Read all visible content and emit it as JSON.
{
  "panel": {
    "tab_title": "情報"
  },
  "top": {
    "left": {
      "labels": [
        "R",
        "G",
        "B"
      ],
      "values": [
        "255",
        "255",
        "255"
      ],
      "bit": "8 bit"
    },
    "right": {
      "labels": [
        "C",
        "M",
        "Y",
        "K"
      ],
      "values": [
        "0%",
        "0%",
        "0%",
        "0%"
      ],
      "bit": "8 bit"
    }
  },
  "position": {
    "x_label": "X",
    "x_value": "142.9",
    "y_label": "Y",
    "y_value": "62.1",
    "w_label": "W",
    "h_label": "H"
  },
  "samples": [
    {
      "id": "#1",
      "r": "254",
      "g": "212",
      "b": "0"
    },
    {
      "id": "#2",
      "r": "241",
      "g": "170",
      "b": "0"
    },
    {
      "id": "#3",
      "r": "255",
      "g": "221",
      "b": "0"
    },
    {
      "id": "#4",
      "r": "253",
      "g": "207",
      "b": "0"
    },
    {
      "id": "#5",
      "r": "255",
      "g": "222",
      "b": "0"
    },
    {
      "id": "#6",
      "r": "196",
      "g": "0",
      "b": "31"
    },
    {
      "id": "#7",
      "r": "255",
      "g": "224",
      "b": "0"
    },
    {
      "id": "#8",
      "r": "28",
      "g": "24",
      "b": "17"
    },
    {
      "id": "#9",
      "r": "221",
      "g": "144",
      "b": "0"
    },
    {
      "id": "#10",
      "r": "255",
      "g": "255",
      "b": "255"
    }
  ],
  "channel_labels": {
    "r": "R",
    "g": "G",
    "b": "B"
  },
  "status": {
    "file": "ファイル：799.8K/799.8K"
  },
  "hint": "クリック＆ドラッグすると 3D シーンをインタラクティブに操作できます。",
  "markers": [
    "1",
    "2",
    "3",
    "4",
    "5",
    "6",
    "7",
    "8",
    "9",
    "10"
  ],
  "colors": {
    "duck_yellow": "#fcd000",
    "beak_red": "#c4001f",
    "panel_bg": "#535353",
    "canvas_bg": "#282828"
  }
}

+ + + + + + +

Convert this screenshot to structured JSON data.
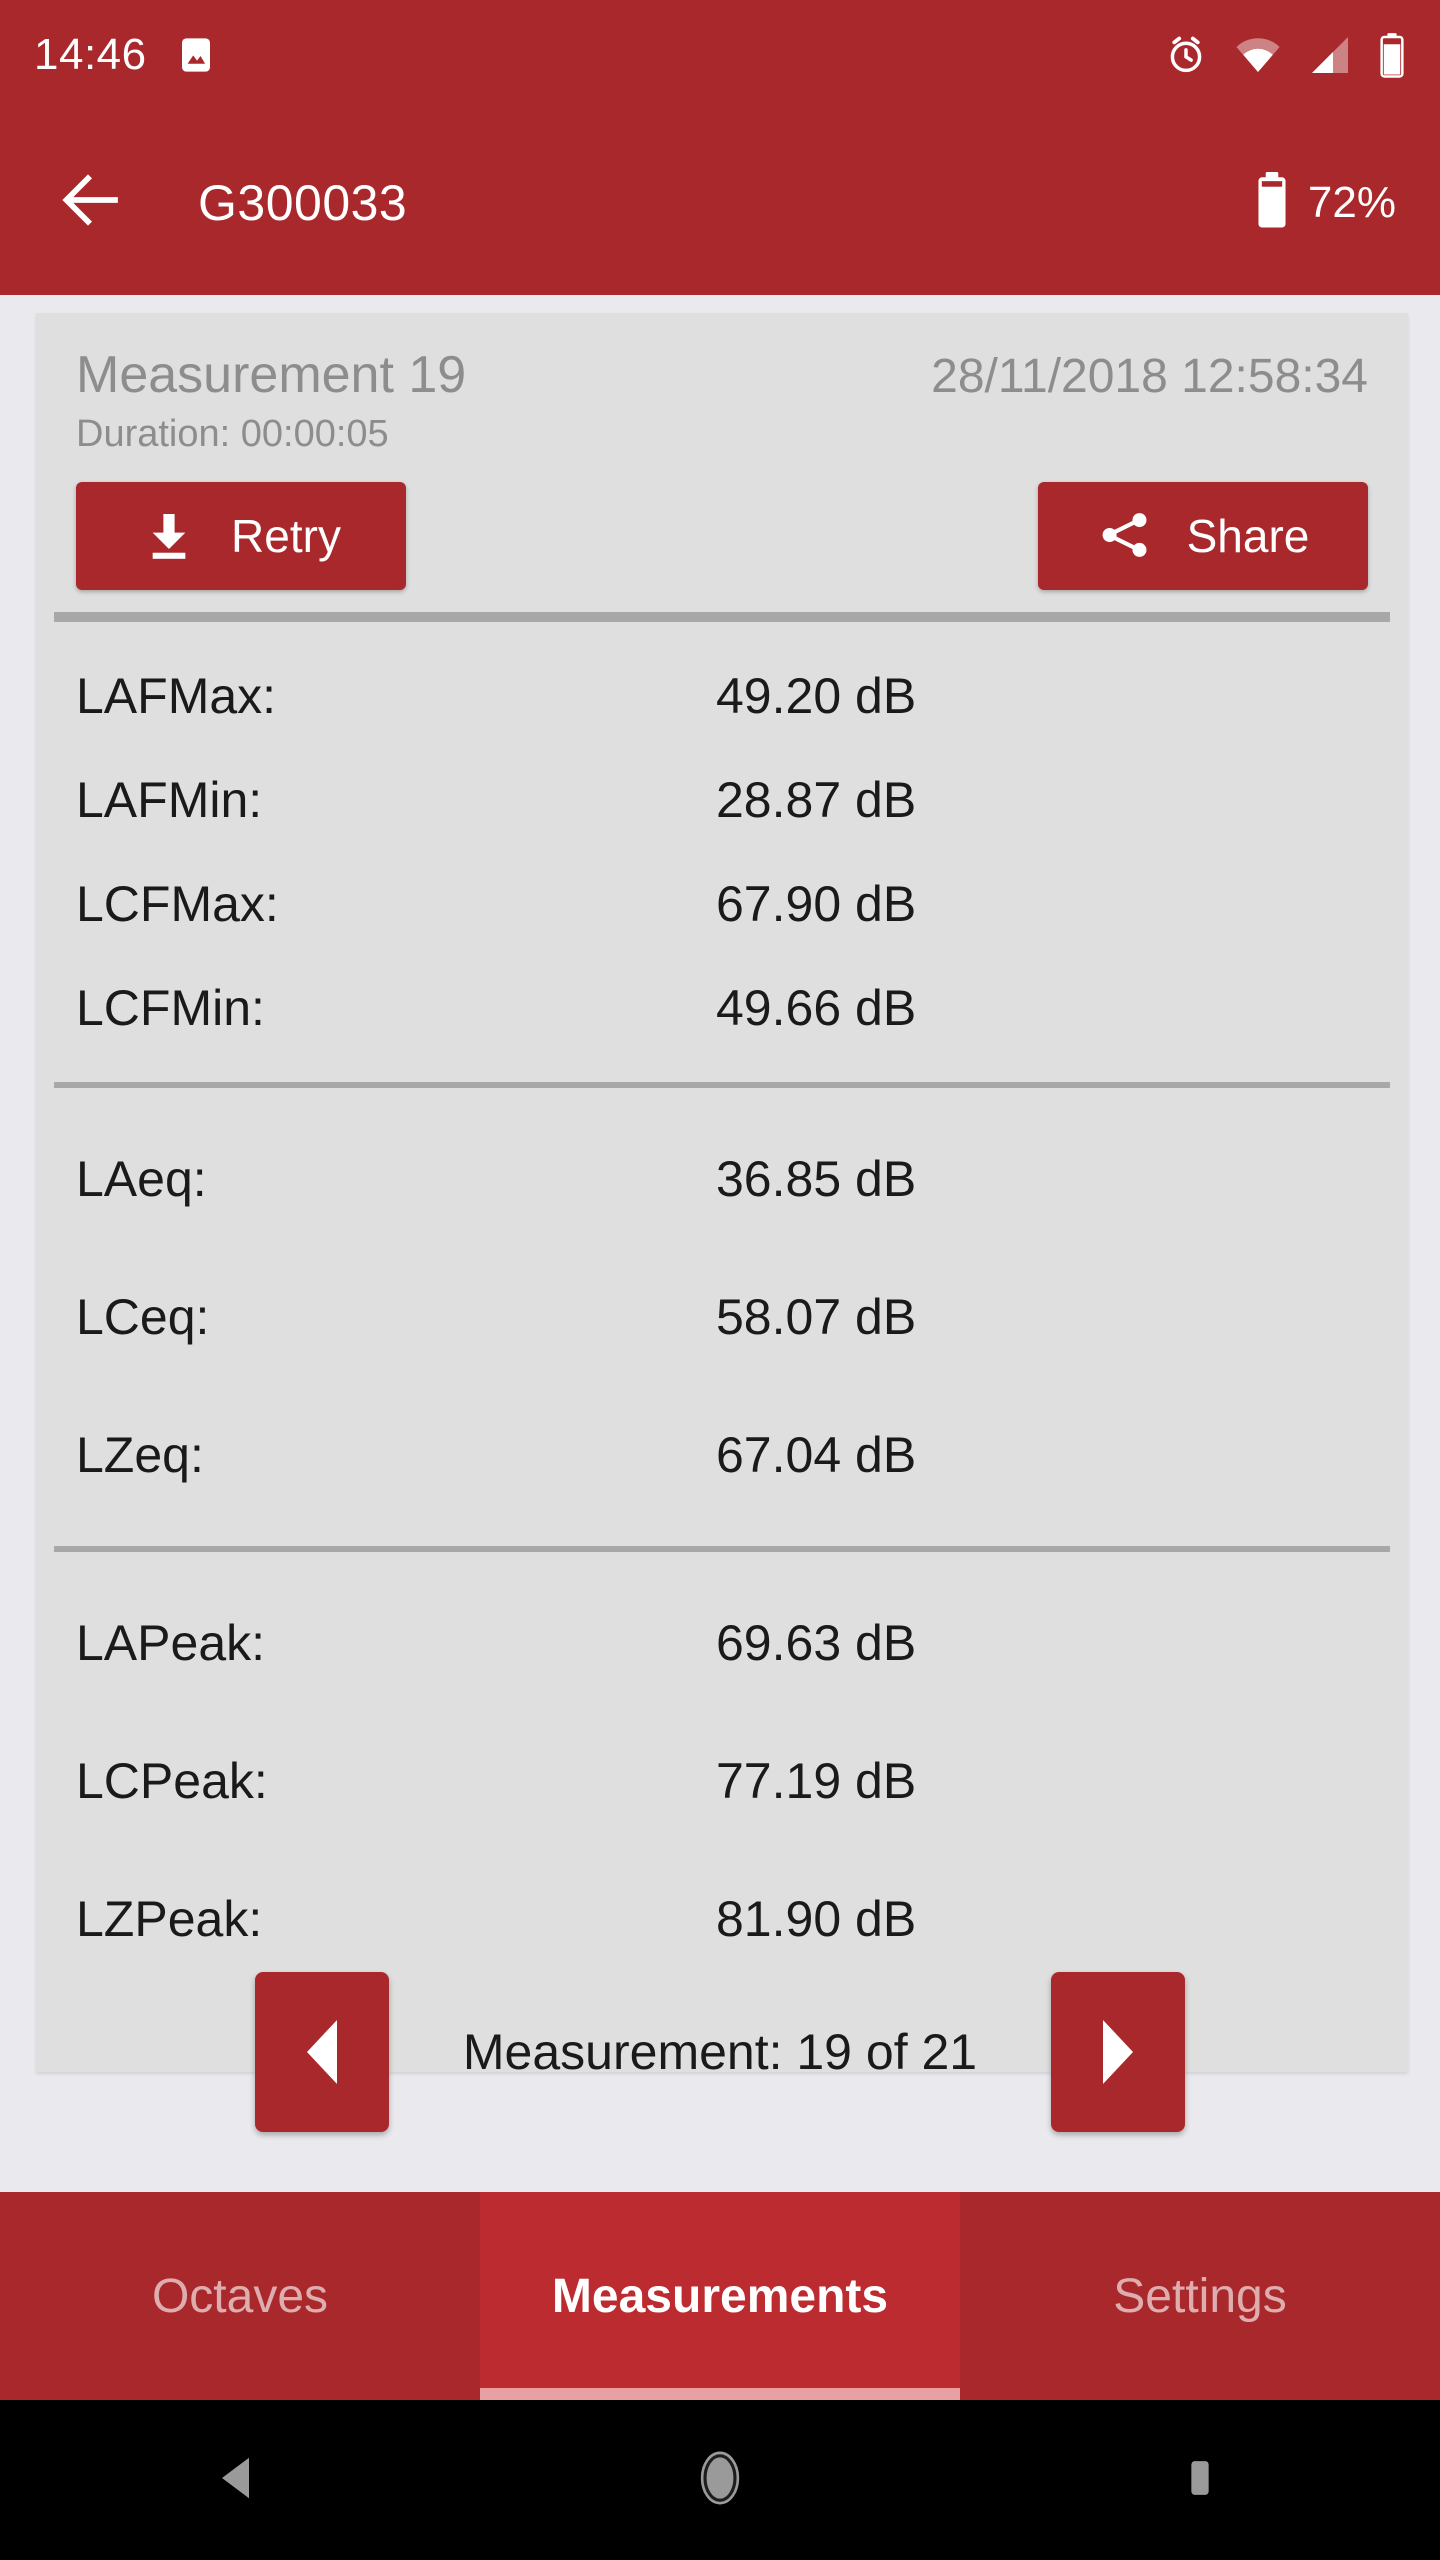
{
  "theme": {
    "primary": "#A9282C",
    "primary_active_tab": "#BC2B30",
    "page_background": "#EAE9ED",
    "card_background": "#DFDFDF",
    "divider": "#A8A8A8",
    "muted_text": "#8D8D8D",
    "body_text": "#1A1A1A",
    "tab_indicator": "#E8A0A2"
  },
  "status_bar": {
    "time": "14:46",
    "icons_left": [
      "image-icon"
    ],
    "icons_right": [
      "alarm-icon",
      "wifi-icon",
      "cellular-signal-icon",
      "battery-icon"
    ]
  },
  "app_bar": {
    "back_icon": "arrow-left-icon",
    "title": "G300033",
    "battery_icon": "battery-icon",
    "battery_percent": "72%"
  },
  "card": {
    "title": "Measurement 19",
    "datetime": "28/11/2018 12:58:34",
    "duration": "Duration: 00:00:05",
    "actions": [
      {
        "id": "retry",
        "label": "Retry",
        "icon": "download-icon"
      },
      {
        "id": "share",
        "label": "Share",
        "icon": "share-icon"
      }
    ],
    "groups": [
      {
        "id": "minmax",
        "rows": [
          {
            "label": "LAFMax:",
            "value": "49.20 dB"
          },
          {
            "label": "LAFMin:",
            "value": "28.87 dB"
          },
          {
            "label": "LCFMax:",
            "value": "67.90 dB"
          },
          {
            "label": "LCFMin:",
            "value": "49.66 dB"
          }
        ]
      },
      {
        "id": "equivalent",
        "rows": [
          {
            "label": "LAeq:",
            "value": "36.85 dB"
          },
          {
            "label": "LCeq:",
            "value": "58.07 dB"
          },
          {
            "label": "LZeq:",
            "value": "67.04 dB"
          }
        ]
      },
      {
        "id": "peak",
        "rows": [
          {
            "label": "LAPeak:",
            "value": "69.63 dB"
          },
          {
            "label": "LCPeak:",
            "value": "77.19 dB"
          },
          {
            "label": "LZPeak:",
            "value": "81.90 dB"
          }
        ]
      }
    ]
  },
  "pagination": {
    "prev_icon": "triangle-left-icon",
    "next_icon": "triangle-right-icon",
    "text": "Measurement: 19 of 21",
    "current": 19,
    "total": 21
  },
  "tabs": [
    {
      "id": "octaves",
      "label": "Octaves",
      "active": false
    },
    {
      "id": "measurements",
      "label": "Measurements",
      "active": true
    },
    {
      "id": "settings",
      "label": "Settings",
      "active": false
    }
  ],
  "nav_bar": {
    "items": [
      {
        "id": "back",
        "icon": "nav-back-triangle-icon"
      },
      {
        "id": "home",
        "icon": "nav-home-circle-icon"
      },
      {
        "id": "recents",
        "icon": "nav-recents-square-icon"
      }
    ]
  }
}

+ + + + + + +

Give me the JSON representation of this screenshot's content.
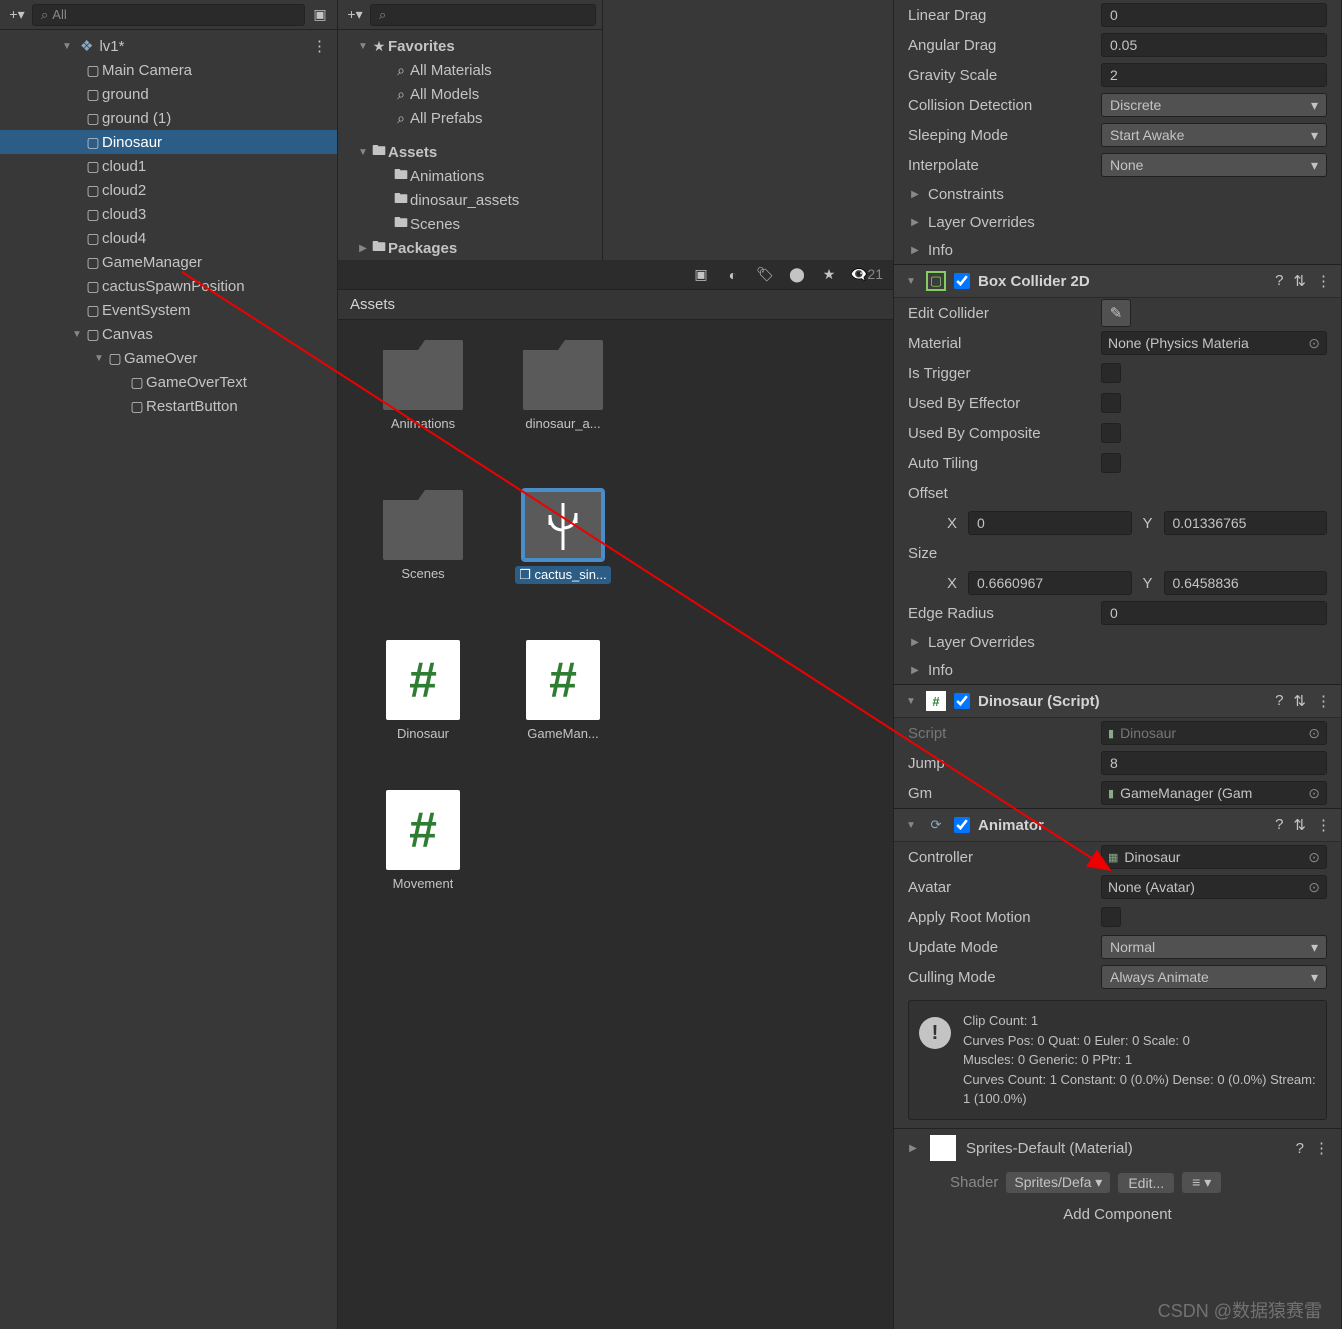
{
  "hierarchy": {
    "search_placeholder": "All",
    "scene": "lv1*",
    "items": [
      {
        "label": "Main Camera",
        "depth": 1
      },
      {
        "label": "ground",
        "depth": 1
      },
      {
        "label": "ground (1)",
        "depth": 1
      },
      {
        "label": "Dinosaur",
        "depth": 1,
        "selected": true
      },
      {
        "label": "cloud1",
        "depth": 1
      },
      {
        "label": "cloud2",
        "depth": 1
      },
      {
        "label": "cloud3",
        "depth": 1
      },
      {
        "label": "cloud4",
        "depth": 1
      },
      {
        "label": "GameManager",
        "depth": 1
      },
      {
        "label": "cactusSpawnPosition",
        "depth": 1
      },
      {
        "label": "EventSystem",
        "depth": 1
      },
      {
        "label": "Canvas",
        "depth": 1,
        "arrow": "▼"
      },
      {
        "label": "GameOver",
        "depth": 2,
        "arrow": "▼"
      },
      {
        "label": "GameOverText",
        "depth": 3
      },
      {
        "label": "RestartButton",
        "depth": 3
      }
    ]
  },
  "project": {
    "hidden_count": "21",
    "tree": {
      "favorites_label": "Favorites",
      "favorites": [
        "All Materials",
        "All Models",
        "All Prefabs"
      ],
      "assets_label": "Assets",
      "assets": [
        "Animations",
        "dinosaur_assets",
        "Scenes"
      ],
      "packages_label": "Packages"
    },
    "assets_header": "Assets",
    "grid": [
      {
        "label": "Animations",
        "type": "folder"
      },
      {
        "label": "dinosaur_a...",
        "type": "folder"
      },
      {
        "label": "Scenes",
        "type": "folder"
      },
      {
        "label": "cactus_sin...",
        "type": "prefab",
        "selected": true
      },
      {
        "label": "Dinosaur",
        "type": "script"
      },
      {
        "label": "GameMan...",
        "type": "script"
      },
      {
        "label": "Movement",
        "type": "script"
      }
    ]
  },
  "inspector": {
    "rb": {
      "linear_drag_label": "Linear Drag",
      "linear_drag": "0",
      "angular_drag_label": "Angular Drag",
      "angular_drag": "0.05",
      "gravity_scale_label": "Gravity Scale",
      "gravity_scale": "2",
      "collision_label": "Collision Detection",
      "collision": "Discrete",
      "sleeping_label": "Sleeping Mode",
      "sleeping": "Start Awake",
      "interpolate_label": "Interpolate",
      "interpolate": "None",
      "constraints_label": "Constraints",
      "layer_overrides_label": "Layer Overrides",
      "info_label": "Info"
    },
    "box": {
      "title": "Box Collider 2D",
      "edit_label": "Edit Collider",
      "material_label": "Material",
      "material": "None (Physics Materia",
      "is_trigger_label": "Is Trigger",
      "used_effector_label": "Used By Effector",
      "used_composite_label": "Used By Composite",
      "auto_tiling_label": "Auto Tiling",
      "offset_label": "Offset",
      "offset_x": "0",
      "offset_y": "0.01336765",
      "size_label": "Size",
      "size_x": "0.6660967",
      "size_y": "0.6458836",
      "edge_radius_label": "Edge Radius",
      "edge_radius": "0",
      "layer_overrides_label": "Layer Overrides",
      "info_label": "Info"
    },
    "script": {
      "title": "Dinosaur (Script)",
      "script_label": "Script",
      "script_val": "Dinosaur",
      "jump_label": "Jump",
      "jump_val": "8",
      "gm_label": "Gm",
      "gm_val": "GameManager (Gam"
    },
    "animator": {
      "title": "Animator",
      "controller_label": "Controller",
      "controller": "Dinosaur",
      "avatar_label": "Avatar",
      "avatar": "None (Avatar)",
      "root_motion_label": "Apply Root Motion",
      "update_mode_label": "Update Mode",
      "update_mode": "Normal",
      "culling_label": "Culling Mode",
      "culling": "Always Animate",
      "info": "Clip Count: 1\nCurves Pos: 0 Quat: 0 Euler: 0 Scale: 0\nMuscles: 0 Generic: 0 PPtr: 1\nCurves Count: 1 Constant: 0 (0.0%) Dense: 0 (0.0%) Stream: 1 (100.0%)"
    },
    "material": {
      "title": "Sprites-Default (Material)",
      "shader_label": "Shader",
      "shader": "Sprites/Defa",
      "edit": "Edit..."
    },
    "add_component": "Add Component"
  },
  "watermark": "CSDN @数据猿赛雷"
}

+ + + + + + +

§ TASK
Locate the lines above that hold the word "Used". Show every one of them.

§ SOLUTION TO THE EXERCISE
      "used_effector_label": "Used By Effector",
      "used_composite_label": "Used By Composite",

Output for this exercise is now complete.